[PARTS OF THE EXERCISE]
a – Please answer these questions from the contributor notes:
(i) Which of Paul Eggert's books won the STS Finneran Award, and in what year?
(ii) At which university is Alan Galey an Associate Professor?
(iii) What prize did the Society for Textual Scholarship award to Galey's article?
b – Edit the contributor notes, starting with "Alan Galey is" and going on through "Scholarship. Email: alan.galey@utoronto.ca.", and change "Renaissance" to "Middle Ages" in that passage.

Paul Eggert, the current president of STS, is an Australian Research Council professorial fellow at the University of New South Wales Canberra and author of Securing the Past (2009), which won the STS Finneran Award in 2011, and Biography of a Book (2013). He served as general editor of the Academy Editions of Australian Literature. He is an editorial theorist, a book historian, and a scholarly editor of D. H. Lawrence, Rolf Boldre wood, Henry Lawson, and Joseph Conrad. Email: p.eggert@adfa.edu.au

Alan Galey is Associate Professor in the Faculty of Information at the University of Toronto, where he also teaches in the collaborative program in Book History and Print Culture. His current project is a book titled The Shakespearean Archive: Experiments in New Media from the Renaissance to Postmodernity, along with two digital book history projects, Visualizing Variation (visualizingvariation.ca) and Architectures of the Book (archbook.ca). His article “The Enkindling Reciter: E-Books in the Bibliographical Imagination”, published in Book History in 2012, was awarded the Fredson Bowers Memorial Prize by the Society for Textual Scholarship. Email: alan.galey@utoronto.ca.

[DATA EXCERPTS]
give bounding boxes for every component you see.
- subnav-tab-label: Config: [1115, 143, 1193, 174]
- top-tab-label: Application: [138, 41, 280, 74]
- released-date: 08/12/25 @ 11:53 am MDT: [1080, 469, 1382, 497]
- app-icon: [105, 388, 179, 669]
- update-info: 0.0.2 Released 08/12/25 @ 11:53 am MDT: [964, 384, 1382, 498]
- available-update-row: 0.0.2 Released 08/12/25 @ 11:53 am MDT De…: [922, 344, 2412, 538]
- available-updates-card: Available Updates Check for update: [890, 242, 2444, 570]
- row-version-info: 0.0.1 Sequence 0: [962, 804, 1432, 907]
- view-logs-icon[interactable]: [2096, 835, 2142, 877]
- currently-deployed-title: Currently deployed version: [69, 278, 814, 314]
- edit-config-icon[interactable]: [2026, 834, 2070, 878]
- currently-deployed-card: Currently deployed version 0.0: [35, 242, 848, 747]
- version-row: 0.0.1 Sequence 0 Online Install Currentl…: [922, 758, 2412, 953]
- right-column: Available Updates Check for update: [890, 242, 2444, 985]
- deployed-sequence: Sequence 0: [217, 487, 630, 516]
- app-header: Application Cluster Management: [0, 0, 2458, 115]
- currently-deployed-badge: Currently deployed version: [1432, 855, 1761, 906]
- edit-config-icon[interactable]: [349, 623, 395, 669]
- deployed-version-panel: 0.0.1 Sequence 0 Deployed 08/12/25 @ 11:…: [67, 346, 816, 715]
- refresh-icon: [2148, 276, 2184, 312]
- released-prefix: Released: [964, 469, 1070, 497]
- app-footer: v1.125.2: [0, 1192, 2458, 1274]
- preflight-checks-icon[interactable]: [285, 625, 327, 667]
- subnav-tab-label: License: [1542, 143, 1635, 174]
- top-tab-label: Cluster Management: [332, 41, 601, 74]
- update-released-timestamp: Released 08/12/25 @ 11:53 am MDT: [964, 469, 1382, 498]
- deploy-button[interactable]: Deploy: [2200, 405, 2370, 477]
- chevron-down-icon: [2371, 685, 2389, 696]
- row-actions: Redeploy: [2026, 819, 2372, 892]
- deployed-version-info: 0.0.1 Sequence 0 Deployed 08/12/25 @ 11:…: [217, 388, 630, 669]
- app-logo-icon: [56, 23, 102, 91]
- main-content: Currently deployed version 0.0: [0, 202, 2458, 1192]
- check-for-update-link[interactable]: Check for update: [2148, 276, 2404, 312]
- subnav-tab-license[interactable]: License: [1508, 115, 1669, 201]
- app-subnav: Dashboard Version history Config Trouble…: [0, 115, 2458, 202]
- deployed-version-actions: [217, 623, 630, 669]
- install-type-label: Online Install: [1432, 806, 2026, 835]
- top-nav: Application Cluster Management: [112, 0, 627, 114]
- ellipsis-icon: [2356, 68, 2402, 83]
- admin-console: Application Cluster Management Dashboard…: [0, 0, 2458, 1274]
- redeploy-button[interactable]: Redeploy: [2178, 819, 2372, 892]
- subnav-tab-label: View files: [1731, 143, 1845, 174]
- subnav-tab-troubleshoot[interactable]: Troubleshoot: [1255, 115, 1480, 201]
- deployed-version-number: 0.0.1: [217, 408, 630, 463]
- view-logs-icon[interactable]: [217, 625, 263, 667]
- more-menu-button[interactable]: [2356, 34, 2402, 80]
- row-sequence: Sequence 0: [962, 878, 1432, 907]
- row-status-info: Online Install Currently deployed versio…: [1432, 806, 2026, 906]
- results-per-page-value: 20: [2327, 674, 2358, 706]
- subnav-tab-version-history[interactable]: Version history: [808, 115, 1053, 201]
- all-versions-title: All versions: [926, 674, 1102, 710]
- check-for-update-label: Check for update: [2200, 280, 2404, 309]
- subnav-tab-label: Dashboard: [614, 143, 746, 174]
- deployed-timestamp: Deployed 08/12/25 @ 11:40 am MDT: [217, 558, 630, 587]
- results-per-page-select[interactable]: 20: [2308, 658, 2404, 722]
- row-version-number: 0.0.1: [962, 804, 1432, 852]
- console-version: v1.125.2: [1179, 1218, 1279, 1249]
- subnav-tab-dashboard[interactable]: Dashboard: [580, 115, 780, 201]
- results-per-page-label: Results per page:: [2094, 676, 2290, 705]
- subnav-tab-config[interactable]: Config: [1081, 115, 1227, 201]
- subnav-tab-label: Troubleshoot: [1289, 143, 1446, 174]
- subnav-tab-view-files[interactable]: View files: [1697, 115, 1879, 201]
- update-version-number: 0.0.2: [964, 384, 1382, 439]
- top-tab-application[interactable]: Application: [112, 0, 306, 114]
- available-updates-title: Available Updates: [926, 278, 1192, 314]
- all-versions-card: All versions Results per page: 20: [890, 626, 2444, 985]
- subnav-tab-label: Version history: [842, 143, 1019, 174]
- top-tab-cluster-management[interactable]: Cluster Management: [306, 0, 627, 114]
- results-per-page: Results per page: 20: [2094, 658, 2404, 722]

[TASK ANSWERS]
a –
(i) Securing the Past, in 2011
(ii) The University of Toronto
(iii) The Fredson Bowers Memorial Prize

b –
Alan Galey is Associate Professor in the Faculty of Information at the University of Toronto, where he also teaches in the collaborative program in Book History and Print Culture. His current project is a book titled The Shakespearean Archive: Experiments in New Media from the Middle Ages to Postmodernity, along with two digital book history projects, Visualizing Variation (visualizingvariation.ca) and Architectures of the Book (archbook.ca). His article “The Enkindling Reciter: E-Books in the Bibliographical Imagination”, published in Book History in 2012, was awarded the Fredson Bowers Memorial Prize by the Society for Textual Scholarship. Email: alan.galey@utoronto.ca.